• [Material provided]:
□ □ □ □ □

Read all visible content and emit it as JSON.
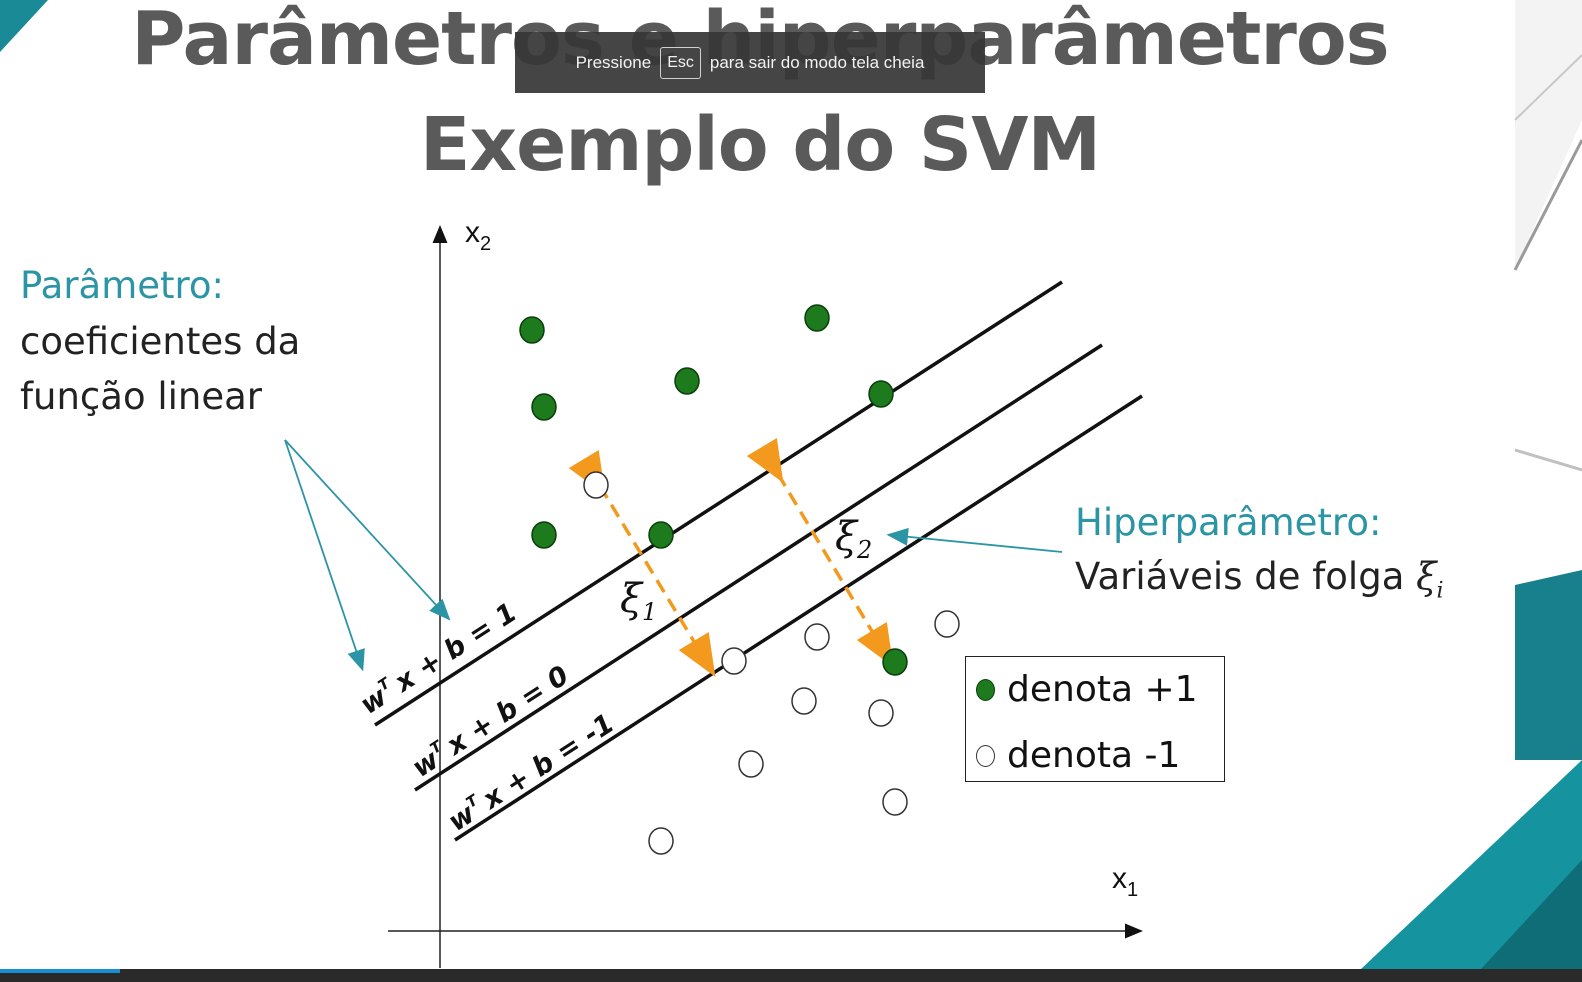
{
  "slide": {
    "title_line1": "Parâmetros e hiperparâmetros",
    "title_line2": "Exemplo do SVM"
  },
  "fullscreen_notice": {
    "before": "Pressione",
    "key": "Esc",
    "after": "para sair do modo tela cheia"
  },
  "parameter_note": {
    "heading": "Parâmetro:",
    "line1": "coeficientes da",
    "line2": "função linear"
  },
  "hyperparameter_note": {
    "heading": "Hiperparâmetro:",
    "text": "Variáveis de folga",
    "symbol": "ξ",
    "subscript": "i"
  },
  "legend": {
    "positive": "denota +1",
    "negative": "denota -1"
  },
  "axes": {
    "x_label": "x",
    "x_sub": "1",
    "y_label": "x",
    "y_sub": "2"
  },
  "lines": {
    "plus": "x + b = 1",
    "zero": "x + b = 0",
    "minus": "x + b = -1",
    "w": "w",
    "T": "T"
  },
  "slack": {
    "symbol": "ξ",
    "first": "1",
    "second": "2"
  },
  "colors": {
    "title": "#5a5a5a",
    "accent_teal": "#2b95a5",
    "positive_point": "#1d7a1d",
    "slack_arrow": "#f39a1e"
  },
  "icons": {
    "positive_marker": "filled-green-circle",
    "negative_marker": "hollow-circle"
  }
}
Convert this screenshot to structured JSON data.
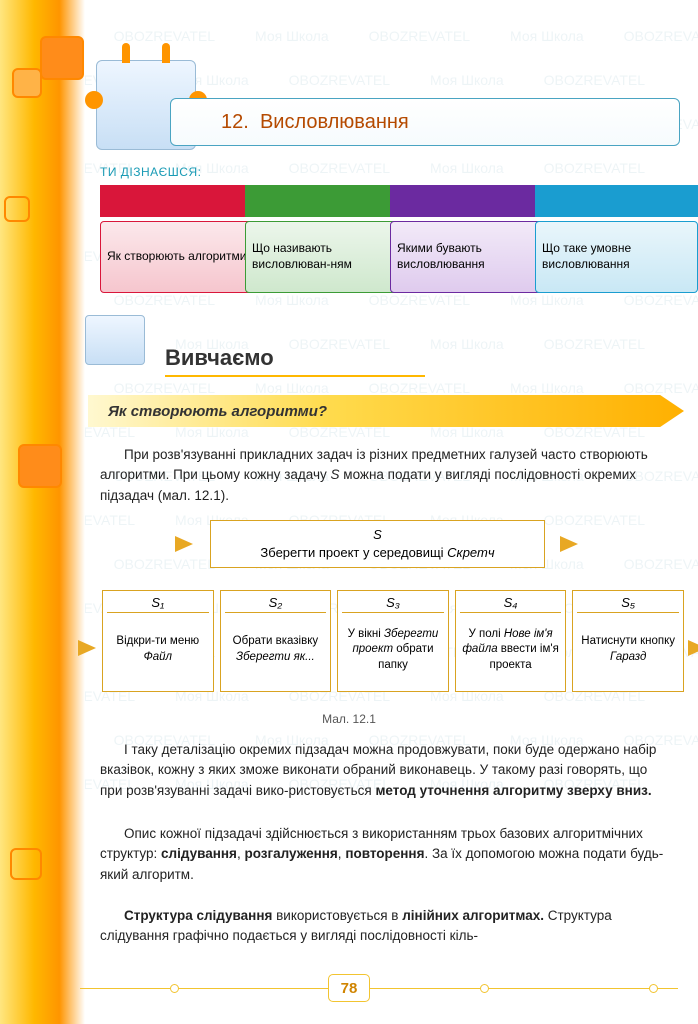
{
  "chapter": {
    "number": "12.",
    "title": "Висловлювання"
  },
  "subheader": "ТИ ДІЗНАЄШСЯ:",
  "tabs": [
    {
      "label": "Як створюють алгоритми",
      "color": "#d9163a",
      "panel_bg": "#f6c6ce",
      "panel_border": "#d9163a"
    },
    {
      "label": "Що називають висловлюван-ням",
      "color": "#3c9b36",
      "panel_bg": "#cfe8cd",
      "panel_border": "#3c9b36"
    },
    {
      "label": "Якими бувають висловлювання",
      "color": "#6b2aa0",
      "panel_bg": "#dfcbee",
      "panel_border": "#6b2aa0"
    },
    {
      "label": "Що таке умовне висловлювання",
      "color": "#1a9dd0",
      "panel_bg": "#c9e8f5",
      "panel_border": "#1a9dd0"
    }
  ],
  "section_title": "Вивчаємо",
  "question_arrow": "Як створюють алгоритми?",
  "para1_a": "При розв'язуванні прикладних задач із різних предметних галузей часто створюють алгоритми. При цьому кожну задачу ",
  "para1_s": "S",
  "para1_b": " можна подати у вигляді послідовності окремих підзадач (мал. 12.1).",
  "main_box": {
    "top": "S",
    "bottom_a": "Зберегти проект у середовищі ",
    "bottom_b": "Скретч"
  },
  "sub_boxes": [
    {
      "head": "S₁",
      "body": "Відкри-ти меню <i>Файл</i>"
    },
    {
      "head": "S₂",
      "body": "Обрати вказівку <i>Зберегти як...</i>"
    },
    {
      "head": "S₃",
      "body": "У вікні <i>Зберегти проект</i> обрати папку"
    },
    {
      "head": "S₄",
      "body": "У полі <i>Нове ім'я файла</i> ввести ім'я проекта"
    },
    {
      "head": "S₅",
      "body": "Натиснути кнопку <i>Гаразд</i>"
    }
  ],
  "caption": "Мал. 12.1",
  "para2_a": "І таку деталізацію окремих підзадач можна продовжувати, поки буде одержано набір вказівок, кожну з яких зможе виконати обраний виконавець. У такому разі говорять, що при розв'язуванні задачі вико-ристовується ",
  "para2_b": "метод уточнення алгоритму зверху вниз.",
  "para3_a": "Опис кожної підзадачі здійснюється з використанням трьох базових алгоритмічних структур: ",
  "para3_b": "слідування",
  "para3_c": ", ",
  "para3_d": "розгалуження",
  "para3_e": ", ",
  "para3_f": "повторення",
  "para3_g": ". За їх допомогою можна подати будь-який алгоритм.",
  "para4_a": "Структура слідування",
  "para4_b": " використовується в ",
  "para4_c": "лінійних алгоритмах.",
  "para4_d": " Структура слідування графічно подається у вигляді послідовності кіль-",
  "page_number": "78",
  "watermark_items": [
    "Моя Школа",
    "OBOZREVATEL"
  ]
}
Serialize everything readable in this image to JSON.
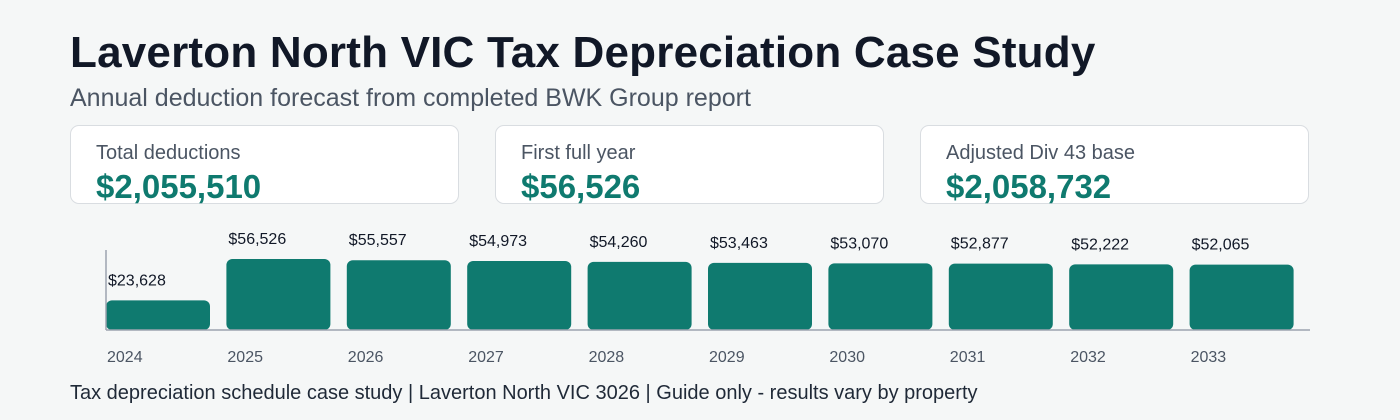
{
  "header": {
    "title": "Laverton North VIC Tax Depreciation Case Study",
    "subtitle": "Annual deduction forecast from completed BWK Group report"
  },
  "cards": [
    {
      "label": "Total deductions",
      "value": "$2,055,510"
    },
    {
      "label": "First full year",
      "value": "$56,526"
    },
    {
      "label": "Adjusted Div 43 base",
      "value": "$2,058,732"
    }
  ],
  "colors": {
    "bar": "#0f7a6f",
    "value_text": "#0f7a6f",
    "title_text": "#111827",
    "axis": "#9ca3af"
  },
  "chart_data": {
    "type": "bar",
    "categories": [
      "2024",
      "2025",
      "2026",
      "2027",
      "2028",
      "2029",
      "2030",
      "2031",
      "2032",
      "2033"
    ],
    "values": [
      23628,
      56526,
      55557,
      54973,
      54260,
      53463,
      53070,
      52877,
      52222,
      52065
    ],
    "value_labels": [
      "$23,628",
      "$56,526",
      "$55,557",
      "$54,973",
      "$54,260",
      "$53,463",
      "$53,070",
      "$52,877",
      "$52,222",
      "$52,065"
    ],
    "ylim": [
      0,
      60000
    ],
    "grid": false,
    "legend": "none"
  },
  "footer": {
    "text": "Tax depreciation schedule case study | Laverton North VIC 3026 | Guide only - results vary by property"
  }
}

□ □ □ □ □

• [The task]: Give back every line exactly as it stands, pictures excluded.

• [Result below]:
Read all visible content and emit it as JSON.
{
  "slide": {
    "title_line1": "Parâmetros e hiperparâmetros",
    "title_line2": "Exemplo do SVM"
  },
  "fullscreen_notice": {
    "before": "Pressione",
    "key": "Esc",
    "after": "para sair do modo tela cheia"
  },
  "parameter_note": {
    "heading": "Parâmetro:",
    "line1": "coeficientes da",
    "line2": "função linear"
  },
  "hyperparameter_note": {
    "heading": "Hiperparâmetro:",
    "text": "Variáveis de folga",
    "symbol": "ξ",
    "subscript": "i"
  },
  "legend": {
    "positive": "denota +1",
    "negative": "denota -1"
  },
  "axes": {
    "x_label": "x",
    "x_sub": "1",
    "y_label": "x",
    "y_sub": "2"
  },
  "lines": {
    "plus": "x + b = 1",
    "zero": "x + b = 0",
    "minus": "x + b = -1",
    "w": "w",
    "T": "T"
  },
  "slack": {
    "symbol": "ξ",
    "first": "1",
    "second": "2"
  },
  "colors": {
    "title": "#5a5a5a",
    "accent_teal": "#2b95a5",
    "positive_point": "#1d7a1d",
    "slack_arrow": "#f39a1e"
  },
  "icons": {
    "positive_marker": "filled-green-circle",
    "negative_marker": "hollow-circle"
  }
}
Convert this screenshot to structured JSON data.
{
  "chapter": {
    "number": "12.",
    "title": "Висловлювання"
  },
  "subheader": "ТИ ДІЗНАЄШСЯ:",
  "tabs": [
    {
      "label": "Як створюють алгоритми",
      "color": "#d9163a",
      "panel_bg": "#f6c6ce",
      "panel_border": "#d9163a"
    },
    {
      "label": "Що називають висловлюван-ням",
      "color": "#3c9b36",
      "panel_bg": "#cfe8cd",
      "panel_border": "#3c9b36"
    },
    {
      "label": "Якими бувають висловлювання",
      "color": "#6b2aa0",
      "panel_bg": "#dfcbee",
      "panel_border": "#6b2aa0"
    },
    {
      "label": "Що таке умовне висловлювання",
      "color": "#1a9dd0",
      "panel_bg": "#c9e8f5",
      "panel_border": "#1a9dd0"
    }
  ],
  "section_title": "Вивчаємо",
  "question_arrow": "Як створюють алгоритми?",
  "para1_a": "При розв'язуванні прикладних задач із різних предметних галузей часто створюють алгоритми. При цьому кожну задачу ",
  "para1_s": "S",
  "para1_b": " можна подати у вигляді послідовності окремих підзадач (мал. 12.1).",
  "main_box": {
    "top": "S",
    "bottom_a": "Зберегти проект у середовищі ",
    "bottom_b": "Скретч"
  },
  "sub_boxes": [
    {
      "head": "S₁",
      "body": "Відкри-ти меню <i>Файл</i>"
    },
    {
      "head": "S₂",
      "body": "Обрати вказівку <i>Зберегти як...</i>"
    },
    {
      "head": "S₃",
      "body": "У вікні <i>Зберегти проект</i> обрати папку"
    },
    {
      "head": "S₄",
      "body": "У полі <i>Нове ім'я файла</i> ввести ім'я проекта"
    },
    {
      "head": "S₅",
      "body": "Натиснути кнопку <i>Гаразд</i>"
    }
  ],
  "caption": "Мал. 12.1",
  "para2_a": "І таку деталізацію окремих підзадач можна продовжувати, поки буде одержано набір вказівок, кожну з яких зможе виконати обраний виконавець. У такому разі говорять, що при розв'язуванні задачі вико-ристовується ",
  "para2_b": "метод уточнення алгоритму зверху вниз.",
  "para3_a": "Опис кожної підзадачі здійснюється з використанням трьох базових алгоритмічних структур: ",
  "para3_b": "слідування",
  "para3_c": ", ",
  "para3_d": "розгалуження",
  "para3_e": ", ",
  "para3_f": "повторення",
  "para3_g": ". За їх допомогою можна подати будь-який алгоритм.",
  "para4_a": "Структура слідування",
  "para4_b": " використовується в ",
  "para4_c": "лінійних алгоритмах.",
  "para4_d": " Структура слідування графічно подається у вигляді послідовності кіль-",
  "page_number": "78",
  "watermark_items": [
    "Моя Школа",
    "OBOZREVATEL"
  ]
}
Serialize everything readable in this image to JSON.
{
  "header": {
    "title": "Laverton North VIC Tax Depreciation Case Study",
    "subtitle": "Annual deduction forecast from completed BWK Group report"
  },
  "cards": [
    {
      "label": "Total deductions",
      "value": "$2,055,510"
    },
    {
      "label": "First full year",
      "value": "$56,526"
    },
    {
      "label": "Adjusted Div 43 base",
      "value": "$2,058,732"
    }
  ],
  "colors": {
    "bar": "#0f7a6f",
    "value_text": "#0f7a6f",
    "title_text": "#111827",
    "axis": "#9ca3af"
  },
  "chart_data": {
    "type": "bar",
    "categories": [
      "2024",
      "2025",
      "2026",
      "2027",
      "2028",
      "2029",
      "2030",
      "2031",
      "2032",
      "2033"
    ],
    "values": [
      23628,
      56526,
      55557,
      54973,
      54260,
      53463,
      53070,
      52877,
      52222,
      52065
    ],
    "value_labels": [
      "$23,628",
      "$56,526",
      "$55,557",
      "$54,973",
      "$54,260",
      "$53,463",
      "$53,070",
      "$52,877",
      "$52,222",
      "$52,065"
    ],
    "ylim": [
      0,
      60000
    ],
    "grid": false,
    "legend": "none"
  },
  "footer": {
    "text": "Tax depreciation schedule case study | Laverton North VIC 3026 | Guide only - results vary by property"
  }
}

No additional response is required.